## Data for this task
:::::

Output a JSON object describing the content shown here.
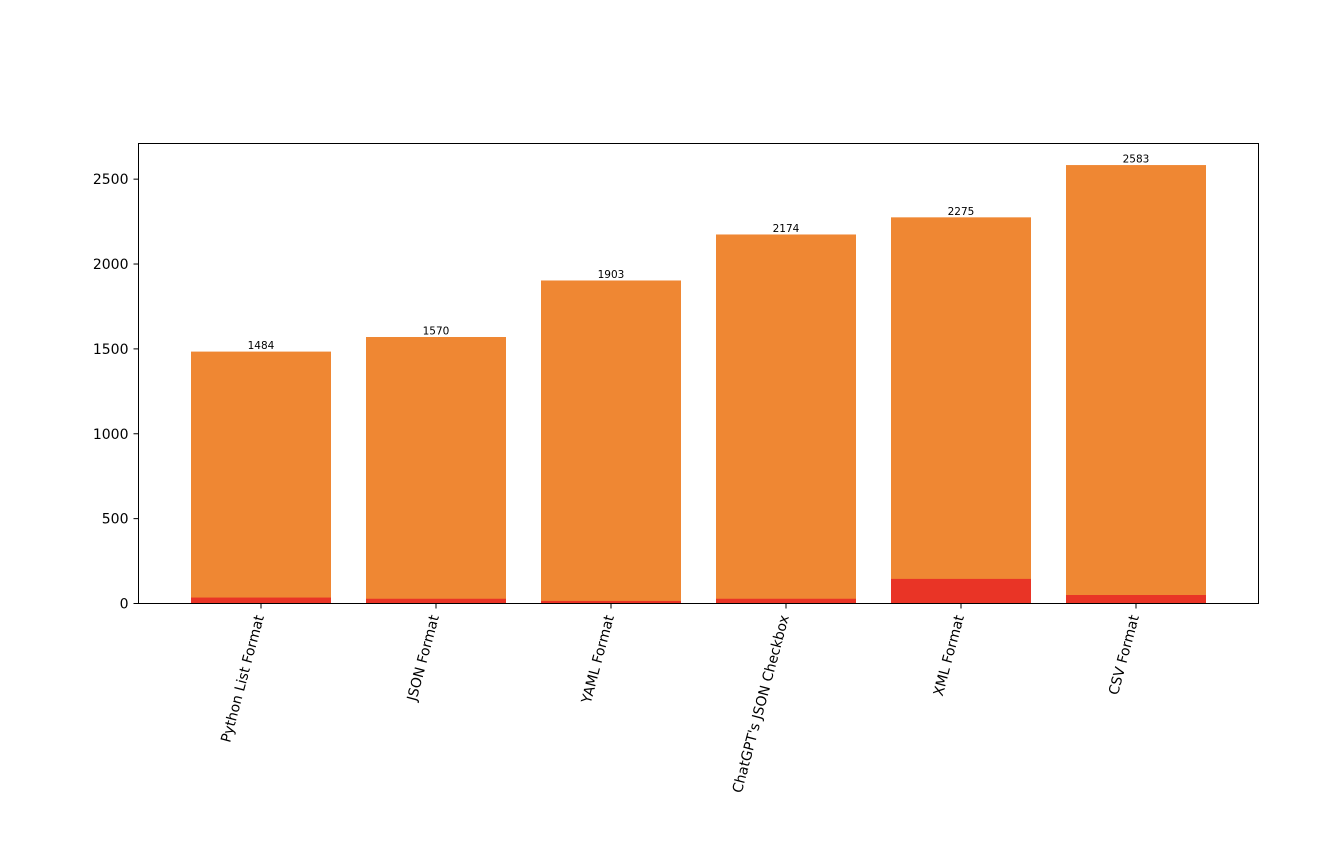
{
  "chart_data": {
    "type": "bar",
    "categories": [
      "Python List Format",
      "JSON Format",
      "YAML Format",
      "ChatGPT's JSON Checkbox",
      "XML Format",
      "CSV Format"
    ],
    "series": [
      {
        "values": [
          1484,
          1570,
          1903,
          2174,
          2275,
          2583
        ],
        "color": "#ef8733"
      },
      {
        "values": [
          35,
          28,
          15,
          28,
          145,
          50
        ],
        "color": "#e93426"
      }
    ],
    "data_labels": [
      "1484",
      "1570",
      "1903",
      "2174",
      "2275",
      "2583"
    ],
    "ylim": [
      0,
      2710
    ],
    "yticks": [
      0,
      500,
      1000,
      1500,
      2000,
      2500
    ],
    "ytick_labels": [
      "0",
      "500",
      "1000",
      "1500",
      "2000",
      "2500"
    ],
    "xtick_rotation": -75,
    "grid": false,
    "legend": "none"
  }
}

:::::

## Problem requirements
Copy every line from the records above that contains the word "Format".

## Output below
      "Python List Format",
      "JSON Format",
      "YAML Format",
      "XML Format",
      "CSV Format"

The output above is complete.